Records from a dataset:
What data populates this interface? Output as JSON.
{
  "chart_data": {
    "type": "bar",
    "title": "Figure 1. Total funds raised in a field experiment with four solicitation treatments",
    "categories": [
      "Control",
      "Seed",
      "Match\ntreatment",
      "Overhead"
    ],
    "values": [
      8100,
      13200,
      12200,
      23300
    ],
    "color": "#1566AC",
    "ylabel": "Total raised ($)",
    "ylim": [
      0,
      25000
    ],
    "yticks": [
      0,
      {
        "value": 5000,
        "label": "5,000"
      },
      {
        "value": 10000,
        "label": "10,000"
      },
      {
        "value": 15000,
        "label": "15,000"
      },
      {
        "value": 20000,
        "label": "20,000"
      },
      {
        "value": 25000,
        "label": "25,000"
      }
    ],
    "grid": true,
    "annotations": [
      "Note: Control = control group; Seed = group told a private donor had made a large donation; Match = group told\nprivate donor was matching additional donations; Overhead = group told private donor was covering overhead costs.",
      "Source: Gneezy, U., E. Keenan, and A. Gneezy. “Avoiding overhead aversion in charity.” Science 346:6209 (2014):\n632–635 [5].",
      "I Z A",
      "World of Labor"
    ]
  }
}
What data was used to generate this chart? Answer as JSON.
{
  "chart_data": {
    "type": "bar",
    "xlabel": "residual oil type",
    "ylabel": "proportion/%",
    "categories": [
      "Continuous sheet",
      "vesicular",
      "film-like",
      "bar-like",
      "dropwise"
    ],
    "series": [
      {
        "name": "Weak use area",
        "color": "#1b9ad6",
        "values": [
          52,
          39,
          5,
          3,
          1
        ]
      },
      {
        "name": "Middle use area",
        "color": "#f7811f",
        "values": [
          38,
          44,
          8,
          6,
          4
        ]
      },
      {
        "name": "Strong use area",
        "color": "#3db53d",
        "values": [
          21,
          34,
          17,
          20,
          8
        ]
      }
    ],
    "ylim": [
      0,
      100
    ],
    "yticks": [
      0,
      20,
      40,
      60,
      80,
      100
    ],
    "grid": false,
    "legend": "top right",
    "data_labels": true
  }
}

**TASK PROMPT**: Copy each line above where the string "area" occurs.

**SOLUTION**:
        "name": "Weak use area",
        "name": "Middle use area",
        "name": "Strong use area",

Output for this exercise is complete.